Scan the entries below and count the lines holding the string "FANet". Supply only the number.

**Record set:**
-- begin --

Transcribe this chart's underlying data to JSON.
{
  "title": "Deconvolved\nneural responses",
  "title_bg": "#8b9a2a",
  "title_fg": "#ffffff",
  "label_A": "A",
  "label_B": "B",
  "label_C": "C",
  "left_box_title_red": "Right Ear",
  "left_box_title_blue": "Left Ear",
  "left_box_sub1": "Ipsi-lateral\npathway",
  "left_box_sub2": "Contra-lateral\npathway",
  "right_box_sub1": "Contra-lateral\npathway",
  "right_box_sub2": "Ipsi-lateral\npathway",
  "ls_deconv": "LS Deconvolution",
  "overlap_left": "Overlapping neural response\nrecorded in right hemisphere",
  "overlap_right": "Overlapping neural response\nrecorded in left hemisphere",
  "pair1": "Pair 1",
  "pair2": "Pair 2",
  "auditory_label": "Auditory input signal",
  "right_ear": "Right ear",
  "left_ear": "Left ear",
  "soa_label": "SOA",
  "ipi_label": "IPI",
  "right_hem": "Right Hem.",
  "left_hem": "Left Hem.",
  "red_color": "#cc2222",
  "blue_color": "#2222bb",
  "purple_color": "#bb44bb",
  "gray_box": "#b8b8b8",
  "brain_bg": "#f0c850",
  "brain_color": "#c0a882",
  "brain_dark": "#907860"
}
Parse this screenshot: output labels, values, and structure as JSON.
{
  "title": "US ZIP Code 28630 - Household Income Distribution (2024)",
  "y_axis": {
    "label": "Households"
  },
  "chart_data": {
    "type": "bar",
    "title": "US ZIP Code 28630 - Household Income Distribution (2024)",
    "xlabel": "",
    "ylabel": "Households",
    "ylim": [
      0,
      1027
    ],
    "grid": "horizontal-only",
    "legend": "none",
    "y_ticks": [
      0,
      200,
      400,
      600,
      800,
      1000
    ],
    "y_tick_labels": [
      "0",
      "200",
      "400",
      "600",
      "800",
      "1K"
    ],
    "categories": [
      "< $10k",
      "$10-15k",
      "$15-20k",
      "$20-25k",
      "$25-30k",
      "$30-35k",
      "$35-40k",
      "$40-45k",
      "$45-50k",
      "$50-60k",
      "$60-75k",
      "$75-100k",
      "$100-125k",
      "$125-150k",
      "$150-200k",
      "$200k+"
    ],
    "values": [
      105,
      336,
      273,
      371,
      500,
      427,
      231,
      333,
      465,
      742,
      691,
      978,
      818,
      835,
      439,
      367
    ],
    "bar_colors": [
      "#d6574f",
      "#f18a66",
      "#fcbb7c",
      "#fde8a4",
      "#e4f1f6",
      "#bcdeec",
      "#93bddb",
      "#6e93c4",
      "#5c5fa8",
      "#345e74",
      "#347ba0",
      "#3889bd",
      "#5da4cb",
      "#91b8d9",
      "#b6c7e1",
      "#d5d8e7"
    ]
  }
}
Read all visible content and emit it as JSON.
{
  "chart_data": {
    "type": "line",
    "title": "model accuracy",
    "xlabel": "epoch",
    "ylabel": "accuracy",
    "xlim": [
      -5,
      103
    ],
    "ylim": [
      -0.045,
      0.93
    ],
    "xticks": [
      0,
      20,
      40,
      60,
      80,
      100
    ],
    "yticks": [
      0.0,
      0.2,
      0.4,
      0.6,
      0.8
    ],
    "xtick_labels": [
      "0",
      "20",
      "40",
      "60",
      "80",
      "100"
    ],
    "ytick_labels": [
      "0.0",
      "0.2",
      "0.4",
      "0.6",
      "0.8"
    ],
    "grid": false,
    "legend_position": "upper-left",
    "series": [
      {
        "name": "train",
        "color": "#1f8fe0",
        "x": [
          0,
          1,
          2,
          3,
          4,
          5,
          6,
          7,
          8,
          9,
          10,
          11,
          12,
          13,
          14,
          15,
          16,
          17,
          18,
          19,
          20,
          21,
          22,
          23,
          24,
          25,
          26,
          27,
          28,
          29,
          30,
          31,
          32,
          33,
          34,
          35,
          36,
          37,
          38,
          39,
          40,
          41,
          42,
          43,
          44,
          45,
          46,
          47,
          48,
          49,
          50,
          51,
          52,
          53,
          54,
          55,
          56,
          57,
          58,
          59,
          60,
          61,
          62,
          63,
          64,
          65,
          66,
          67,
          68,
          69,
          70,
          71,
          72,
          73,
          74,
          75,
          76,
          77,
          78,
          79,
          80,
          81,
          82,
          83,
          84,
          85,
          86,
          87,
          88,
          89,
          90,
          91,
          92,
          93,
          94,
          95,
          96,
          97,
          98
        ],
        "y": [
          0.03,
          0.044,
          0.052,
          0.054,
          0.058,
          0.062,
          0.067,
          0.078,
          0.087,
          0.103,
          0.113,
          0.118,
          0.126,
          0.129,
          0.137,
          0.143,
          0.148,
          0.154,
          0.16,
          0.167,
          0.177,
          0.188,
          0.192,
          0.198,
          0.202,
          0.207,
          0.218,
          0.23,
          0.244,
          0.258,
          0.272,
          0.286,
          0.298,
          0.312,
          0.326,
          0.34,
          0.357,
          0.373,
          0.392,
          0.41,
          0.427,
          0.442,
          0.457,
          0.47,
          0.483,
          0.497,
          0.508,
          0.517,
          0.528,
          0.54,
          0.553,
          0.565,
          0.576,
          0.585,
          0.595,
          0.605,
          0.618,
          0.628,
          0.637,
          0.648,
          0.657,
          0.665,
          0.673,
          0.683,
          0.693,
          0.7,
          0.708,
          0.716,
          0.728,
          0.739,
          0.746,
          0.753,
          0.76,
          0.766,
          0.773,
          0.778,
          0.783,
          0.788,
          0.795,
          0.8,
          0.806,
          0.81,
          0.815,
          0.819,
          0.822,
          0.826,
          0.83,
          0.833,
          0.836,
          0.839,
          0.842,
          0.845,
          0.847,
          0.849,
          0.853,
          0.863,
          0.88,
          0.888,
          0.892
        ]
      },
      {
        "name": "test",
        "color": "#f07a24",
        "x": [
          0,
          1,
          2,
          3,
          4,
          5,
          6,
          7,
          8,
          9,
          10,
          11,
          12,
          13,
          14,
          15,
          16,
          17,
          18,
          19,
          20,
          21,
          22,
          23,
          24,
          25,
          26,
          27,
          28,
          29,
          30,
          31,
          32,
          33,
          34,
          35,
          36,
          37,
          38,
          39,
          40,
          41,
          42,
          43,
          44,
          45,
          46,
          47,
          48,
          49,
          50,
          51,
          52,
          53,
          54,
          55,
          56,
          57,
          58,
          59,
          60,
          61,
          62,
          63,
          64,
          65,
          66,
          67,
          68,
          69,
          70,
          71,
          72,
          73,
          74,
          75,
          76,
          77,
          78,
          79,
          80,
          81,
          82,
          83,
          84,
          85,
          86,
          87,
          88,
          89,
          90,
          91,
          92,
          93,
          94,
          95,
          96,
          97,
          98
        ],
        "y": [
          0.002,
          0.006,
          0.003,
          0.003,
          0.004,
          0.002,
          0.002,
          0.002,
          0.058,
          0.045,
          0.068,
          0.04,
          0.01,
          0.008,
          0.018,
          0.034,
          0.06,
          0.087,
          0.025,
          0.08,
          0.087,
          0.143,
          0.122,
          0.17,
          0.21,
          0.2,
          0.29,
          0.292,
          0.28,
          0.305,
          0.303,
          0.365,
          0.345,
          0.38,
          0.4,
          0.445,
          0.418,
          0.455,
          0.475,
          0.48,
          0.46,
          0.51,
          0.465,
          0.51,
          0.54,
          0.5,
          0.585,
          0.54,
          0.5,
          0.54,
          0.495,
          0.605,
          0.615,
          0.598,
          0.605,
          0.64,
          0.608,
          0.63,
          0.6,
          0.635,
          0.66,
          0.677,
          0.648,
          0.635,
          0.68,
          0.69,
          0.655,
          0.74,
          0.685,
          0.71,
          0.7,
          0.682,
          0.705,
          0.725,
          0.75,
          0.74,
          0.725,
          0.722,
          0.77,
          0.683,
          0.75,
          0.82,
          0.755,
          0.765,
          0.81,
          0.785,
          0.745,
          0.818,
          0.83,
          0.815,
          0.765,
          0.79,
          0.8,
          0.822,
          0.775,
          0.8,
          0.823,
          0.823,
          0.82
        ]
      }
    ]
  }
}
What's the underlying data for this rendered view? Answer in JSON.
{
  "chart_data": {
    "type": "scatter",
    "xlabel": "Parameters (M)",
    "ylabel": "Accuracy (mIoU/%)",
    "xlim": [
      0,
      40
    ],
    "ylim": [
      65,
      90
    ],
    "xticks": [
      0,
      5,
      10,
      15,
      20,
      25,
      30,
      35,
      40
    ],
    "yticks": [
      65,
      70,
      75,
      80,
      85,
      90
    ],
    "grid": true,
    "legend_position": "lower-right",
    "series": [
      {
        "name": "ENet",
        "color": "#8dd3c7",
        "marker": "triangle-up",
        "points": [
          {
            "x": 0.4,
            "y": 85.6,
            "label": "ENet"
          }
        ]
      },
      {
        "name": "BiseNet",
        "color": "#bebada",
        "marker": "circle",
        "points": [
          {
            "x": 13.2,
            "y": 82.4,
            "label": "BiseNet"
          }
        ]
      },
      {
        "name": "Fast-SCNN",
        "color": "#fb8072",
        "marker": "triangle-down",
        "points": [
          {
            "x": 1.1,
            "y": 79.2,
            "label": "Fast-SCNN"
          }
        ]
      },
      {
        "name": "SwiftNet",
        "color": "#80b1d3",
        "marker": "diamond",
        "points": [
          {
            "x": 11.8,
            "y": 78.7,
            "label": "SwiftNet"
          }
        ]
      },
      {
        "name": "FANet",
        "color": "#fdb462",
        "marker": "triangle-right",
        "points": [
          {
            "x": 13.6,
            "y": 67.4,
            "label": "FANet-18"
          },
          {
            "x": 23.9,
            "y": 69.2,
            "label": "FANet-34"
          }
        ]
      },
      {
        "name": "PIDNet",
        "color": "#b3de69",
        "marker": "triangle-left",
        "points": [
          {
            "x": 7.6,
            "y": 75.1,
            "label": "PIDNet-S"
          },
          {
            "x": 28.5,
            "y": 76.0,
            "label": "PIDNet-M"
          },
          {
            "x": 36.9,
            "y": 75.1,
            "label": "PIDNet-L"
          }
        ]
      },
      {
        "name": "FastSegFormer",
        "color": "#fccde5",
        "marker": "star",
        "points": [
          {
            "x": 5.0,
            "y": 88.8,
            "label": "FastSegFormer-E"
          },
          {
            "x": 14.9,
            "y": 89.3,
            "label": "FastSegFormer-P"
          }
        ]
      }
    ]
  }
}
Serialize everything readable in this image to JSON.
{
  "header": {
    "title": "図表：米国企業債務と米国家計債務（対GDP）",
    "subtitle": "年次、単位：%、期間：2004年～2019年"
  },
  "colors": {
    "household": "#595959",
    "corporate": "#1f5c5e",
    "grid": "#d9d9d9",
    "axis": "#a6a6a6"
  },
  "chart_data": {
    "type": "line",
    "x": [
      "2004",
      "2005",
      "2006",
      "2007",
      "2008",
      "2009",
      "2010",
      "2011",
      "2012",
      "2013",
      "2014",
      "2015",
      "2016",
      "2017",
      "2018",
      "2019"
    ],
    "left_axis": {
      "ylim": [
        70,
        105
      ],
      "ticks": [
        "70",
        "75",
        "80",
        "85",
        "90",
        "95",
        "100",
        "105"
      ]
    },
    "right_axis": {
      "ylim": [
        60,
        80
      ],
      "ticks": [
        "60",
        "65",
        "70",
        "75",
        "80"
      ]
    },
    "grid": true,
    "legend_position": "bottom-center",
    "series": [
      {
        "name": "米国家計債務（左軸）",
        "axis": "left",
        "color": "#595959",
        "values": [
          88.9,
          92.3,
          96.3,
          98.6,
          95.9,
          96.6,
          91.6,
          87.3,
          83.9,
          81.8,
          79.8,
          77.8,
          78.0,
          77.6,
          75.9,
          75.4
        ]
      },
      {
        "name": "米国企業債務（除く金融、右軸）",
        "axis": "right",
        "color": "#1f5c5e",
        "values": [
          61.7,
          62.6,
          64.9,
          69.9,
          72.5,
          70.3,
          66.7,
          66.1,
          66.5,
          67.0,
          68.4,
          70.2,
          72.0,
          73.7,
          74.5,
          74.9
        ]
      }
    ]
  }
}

-- end --

**Result of the task:** 3